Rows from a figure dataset
◇ ◇ ◇ ◇ ◇ ◇ ◇
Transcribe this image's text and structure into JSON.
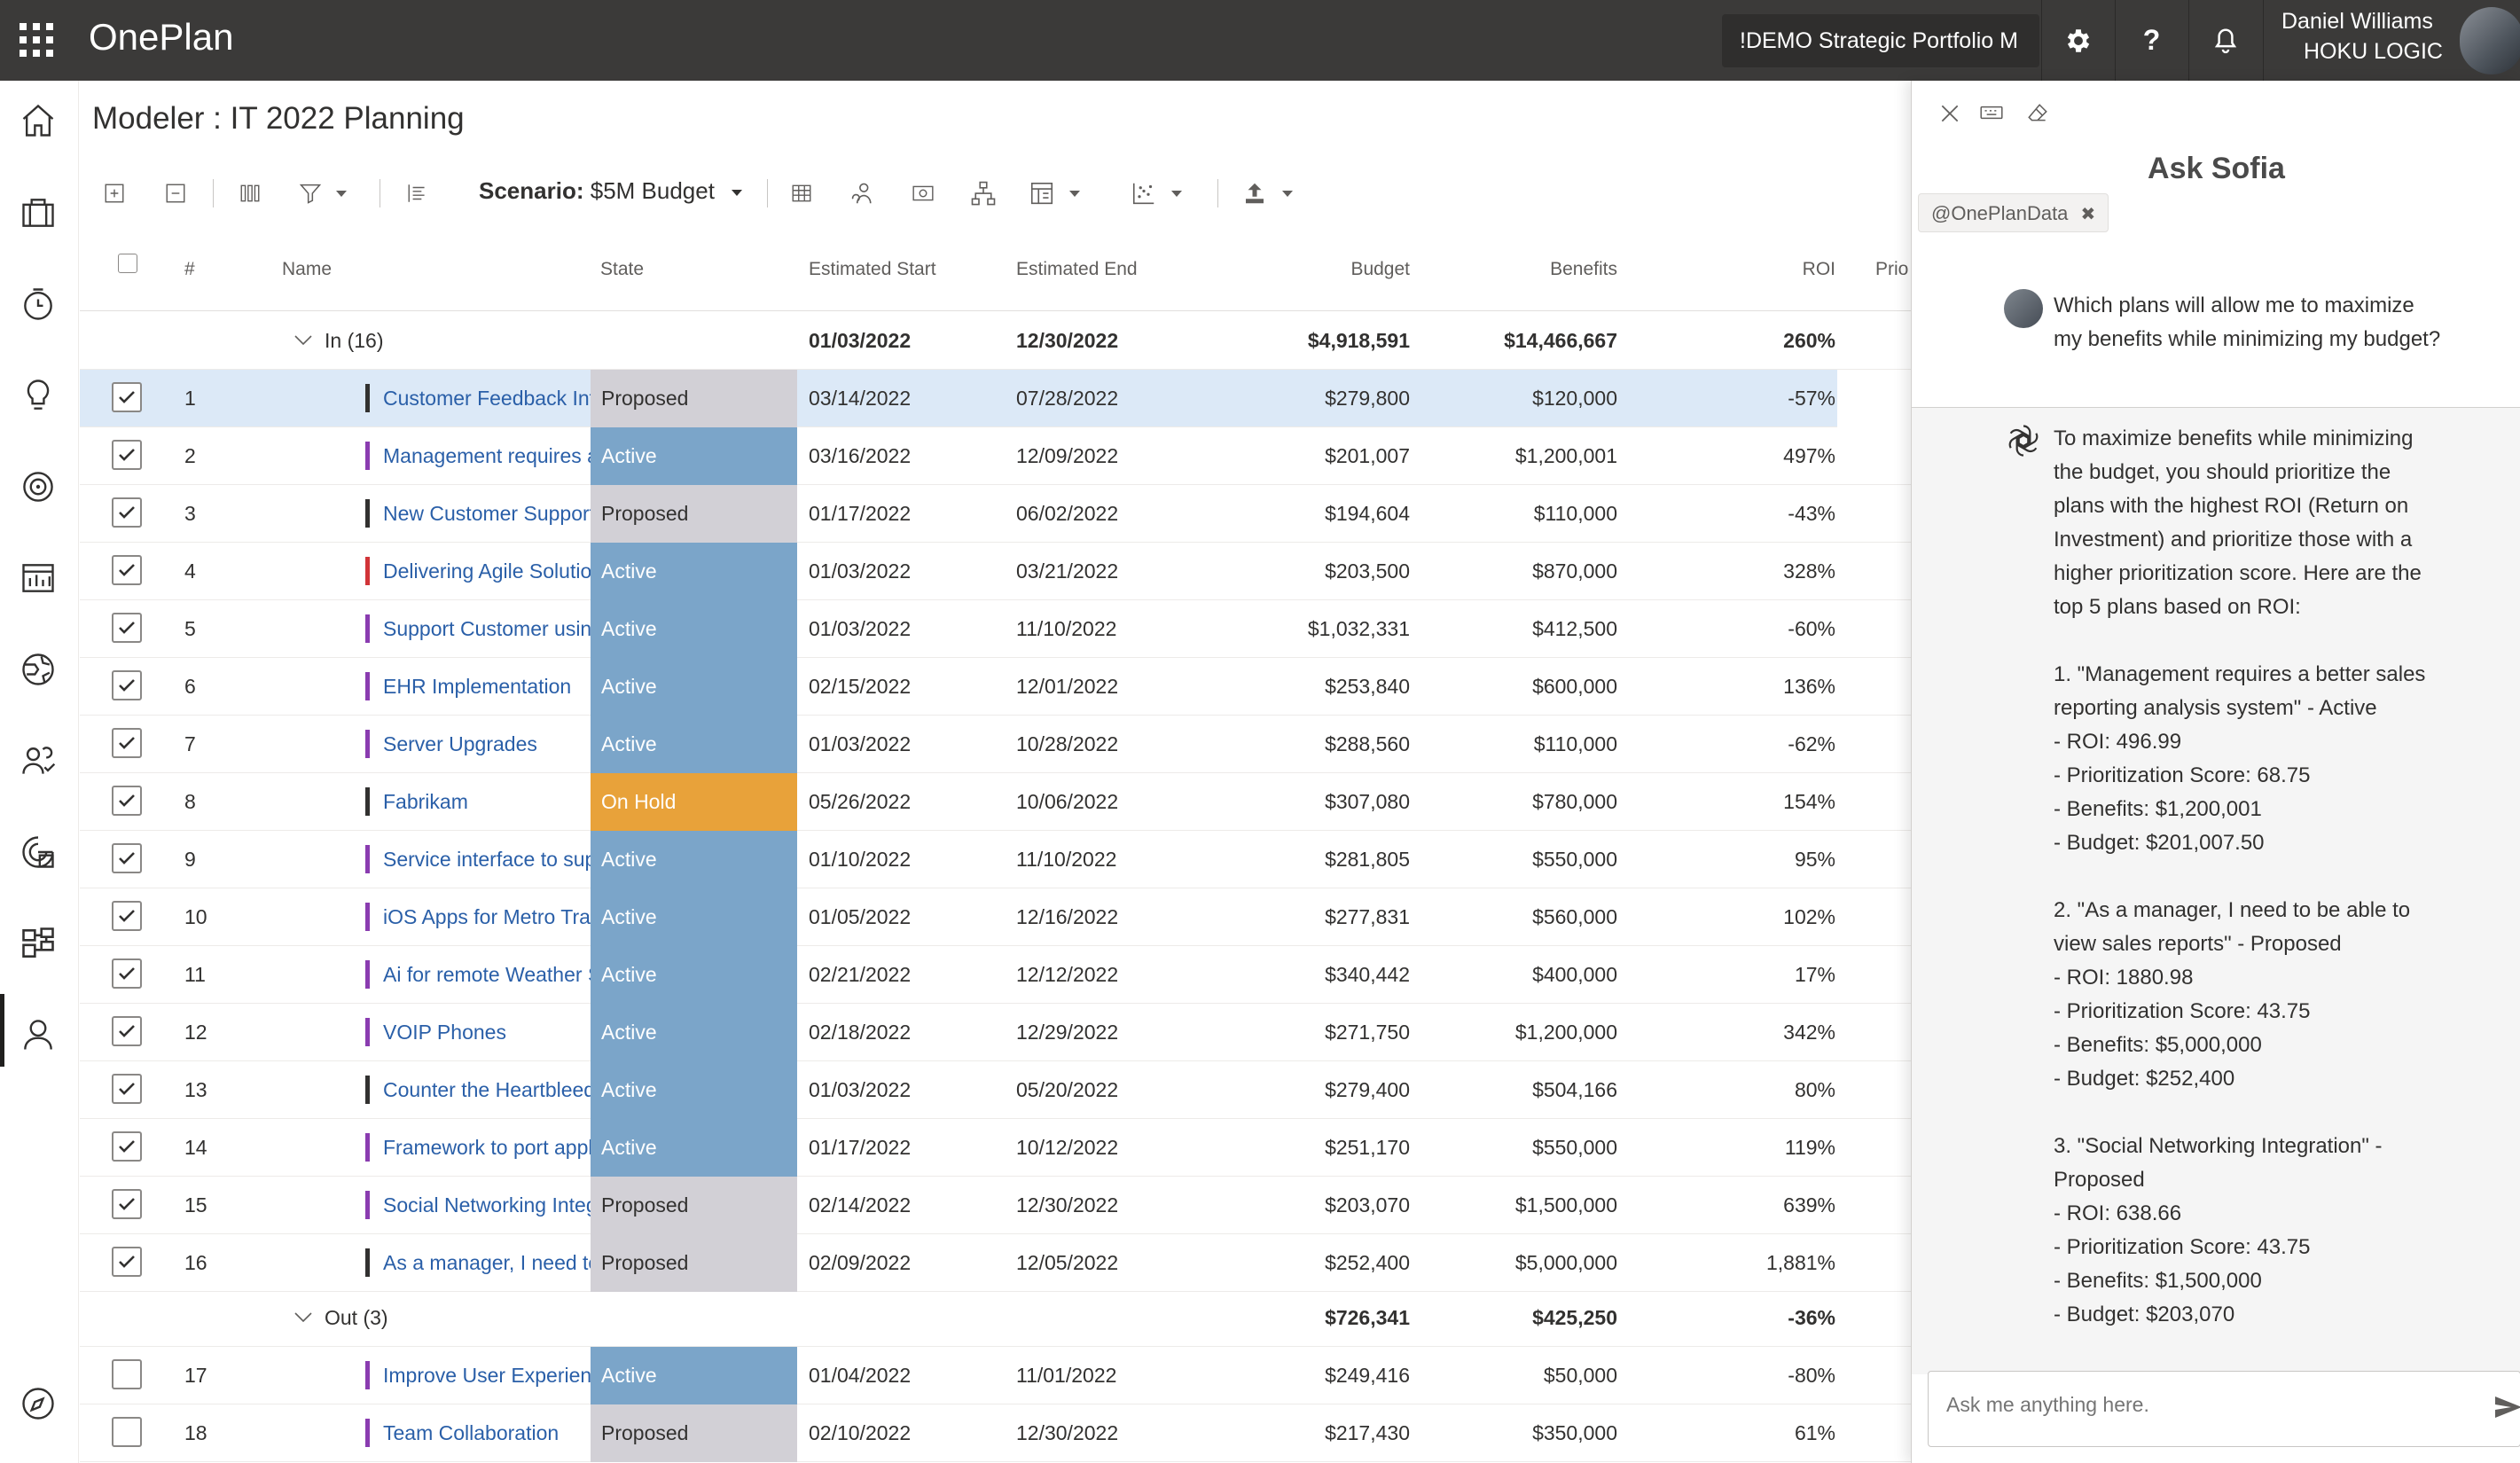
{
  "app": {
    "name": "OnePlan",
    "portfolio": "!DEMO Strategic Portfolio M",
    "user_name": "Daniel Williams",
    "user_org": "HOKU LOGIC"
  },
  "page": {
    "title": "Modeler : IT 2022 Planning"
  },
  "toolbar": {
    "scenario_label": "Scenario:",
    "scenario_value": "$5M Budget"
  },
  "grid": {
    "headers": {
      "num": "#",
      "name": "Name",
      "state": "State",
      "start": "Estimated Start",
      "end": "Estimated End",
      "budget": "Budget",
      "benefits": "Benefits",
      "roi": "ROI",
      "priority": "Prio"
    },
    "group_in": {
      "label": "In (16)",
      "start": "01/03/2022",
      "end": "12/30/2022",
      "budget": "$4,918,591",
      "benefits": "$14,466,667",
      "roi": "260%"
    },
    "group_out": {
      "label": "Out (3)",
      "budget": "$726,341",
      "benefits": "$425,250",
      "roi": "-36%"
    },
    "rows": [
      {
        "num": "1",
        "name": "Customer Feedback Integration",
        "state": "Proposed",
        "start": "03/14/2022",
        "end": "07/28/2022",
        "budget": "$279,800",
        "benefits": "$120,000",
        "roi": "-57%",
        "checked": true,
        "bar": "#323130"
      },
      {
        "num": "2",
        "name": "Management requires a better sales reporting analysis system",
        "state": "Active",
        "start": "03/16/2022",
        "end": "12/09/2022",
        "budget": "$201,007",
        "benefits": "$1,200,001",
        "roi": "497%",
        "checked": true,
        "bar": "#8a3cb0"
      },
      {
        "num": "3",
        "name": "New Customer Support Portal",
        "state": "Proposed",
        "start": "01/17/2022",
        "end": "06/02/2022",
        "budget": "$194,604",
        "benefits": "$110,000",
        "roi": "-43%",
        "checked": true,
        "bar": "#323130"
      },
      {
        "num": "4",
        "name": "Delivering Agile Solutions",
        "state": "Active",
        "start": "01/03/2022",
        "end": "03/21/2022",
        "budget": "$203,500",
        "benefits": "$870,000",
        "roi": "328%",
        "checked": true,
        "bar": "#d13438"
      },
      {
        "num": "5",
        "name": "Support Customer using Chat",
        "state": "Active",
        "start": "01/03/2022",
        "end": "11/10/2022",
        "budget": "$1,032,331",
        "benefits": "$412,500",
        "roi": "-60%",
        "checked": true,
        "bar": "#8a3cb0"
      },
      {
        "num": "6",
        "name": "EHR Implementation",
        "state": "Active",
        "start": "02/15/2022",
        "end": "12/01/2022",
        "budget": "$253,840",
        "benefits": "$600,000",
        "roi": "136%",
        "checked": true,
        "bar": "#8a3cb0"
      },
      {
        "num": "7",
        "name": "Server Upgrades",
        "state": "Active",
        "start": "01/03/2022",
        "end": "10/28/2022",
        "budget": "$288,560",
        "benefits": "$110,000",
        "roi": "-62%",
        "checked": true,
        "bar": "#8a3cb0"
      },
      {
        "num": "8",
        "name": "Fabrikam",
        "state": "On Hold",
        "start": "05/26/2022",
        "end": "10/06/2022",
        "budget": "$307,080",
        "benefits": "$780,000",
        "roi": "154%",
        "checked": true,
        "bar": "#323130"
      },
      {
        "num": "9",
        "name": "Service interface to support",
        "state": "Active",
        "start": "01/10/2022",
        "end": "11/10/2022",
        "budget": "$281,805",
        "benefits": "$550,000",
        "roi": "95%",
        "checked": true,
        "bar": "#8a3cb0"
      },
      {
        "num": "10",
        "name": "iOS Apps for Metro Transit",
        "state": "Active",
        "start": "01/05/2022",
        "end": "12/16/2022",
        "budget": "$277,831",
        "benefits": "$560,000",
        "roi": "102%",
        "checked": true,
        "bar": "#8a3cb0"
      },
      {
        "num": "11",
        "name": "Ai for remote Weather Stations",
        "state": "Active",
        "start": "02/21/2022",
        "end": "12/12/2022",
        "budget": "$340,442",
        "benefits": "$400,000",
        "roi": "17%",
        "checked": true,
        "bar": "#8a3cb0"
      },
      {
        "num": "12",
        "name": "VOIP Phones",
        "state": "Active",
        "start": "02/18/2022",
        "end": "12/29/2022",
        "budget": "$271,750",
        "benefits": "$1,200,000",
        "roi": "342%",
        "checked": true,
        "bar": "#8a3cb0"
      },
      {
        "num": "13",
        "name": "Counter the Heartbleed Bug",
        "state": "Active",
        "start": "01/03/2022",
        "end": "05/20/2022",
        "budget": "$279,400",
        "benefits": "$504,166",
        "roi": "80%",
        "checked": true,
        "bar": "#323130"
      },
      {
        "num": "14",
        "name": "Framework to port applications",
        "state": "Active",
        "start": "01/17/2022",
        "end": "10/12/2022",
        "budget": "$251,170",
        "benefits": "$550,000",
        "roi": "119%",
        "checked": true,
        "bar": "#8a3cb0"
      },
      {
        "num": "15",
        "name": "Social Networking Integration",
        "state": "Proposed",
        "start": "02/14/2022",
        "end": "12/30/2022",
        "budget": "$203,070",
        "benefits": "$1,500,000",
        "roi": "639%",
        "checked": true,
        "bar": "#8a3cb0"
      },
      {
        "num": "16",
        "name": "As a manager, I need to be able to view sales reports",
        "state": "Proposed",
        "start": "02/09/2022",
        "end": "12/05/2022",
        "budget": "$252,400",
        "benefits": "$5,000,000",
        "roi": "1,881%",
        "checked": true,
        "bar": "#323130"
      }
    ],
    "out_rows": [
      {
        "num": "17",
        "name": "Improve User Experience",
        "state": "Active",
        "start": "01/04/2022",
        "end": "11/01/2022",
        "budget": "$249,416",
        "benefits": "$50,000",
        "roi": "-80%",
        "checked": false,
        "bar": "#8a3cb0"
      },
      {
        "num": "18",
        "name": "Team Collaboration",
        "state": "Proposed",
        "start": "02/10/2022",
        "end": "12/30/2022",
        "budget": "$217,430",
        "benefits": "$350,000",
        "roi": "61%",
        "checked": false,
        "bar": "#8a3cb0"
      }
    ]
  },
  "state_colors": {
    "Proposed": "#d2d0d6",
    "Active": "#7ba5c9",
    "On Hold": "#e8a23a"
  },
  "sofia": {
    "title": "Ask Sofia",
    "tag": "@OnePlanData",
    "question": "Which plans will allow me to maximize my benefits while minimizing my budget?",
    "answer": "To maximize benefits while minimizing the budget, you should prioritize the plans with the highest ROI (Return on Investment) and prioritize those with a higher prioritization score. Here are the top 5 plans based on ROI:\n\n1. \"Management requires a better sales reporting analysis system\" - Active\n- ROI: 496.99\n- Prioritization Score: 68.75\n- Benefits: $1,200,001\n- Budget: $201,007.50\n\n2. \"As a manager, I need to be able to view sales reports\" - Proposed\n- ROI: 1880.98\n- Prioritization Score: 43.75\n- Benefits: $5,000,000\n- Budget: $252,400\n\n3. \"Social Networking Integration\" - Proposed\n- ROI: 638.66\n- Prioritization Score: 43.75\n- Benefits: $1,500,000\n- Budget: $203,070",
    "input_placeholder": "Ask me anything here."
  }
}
◇ ◇ ◇ ◇ ◇ ◇ ◇
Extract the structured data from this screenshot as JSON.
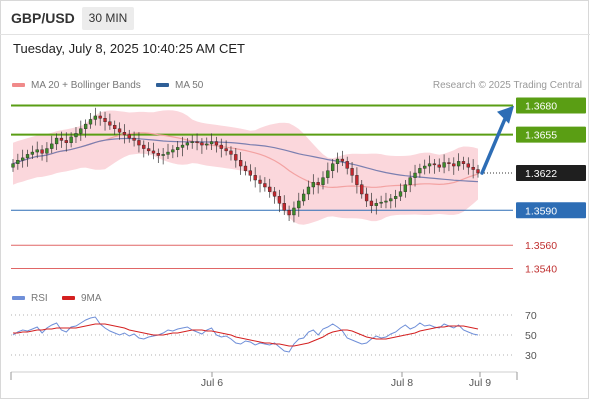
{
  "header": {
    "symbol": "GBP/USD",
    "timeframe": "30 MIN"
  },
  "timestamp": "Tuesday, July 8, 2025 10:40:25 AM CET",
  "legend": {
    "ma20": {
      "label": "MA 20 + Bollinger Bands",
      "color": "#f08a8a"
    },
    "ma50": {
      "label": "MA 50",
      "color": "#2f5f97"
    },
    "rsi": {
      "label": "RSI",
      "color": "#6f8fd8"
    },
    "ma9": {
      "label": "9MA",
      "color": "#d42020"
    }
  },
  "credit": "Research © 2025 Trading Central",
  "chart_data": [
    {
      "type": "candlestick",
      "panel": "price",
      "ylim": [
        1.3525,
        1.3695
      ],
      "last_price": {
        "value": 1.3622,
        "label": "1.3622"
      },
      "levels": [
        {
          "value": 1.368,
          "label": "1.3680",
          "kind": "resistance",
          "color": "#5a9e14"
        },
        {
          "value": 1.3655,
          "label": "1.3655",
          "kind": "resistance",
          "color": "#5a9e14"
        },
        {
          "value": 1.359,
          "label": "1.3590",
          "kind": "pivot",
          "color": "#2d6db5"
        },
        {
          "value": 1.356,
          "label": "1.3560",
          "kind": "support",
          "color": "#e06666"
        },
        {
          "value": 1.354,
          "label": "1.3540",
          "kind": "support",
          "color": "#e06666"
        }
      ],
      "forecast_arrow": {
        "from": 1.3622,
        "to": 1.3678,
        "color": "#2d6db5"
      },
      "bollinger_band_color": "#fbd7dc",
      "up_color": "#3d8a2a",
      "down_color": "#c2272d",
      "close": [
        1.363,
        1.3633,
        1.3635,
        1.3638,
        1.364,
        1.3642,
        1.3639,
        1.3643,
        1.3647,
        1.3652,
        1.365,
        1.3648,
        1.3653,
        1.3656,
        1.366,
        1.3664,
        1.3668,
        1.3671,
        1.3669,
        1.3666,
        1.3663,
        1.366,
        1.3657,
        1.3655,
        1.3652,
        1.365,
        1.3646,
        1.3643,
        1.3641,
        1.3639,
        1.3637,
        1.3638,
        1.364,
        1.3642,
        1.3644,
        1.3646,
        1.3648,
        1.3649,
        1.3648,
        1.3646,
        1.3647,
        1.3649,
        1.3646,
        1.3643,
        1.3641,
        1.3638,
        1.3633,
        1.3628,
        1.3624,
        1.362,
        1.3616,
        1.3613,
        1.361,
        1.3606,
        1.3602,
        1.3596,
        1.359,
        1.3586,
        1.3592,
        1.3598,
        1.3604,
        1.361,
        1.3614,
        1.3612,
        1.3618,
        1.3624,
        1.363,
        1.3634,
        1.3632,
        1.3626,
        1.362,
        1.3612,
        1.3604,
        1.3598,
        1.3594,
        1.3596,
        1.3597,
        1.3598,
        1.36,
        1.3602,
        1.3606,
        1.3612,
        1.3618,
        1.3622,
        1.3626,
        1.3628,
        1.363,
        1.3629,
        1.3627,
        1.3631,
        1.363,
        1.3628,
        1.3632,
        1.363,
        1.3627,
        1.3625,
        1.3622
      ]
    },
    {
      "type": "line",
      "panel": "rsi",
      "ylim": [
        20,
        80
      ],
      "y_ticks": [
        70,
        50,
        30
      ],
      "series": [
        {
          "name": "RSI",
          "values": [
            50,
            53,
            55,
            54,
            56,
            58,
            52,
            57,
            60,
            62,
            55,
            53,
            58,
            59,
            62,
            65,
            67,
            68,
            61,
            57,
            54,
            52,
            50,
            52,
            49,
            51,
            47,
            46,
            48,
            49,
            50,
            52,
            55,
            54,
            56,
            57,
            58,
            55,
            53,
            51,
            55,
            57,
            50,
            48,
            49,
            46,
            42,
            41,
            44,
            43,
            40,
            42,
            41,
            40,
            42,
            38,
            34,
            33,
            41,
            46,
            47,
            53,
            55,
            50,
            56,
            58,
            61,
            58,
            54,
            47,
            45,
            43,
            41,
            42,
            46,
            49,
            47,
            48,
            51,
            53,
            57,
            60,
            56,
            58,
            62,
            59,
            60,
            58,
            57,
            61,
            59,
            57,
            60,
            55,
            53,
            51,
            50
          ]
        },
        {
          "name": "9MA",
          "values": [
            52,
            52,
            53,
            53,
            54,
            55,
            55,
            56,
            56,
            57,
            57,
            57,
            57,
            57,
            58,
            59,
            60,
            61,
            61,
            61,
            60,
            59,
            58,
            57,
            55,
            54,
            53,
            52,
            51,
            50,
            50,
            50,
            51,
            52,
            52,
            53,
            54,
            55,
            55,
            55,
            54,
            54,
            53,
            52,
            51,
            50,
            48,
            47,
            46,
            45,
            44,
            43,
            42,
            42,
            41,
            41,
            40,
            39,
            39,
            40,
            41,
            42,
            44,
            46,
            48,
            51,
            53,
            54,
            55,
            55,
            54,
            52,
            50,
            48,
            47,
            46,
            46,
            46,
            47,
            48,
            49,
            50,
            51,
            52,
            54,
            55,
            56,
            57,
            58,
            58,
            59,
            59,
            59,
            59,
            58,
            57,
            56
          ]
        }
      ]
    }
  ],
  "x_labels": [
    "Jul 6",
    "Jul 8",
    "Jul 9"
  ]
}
◇ ◇ ◇ ◇ ◇ ◇ ◇
- Exercise instructions: Return each line with "Social".

- Result of the exercise:
        "name": "Social Networking Integration",
    "answer": "To maximize benefits while minimizing the budget, you should prioritize the plans with the highest ROI (Return on Investment) and prioritize those with a higher prioritization score. Here are the top 5 plans based on ROI:\n\n1. \"Management requires a better sales reporting analysis system\" - Active\n- ROI: 496.99\n- Prioritization Score: 68.75\n- Benefits: $1,200,001\n- Budget: $201,007.50\n\n2. \"As a manager, I need to be able to view sales reports\" - Proposed\n- ROI: 1880.98\n- Prioritization Score: 43.75\n- Benefits: $5,000,000\n- Budget: $252,400\n\n3. \"Social Networking Integration\" - Proposed\n- ROI: 638.66\n- Prioritization Score: 43.75\n- Benefits: $1,500,000\n- Budget: $203,070",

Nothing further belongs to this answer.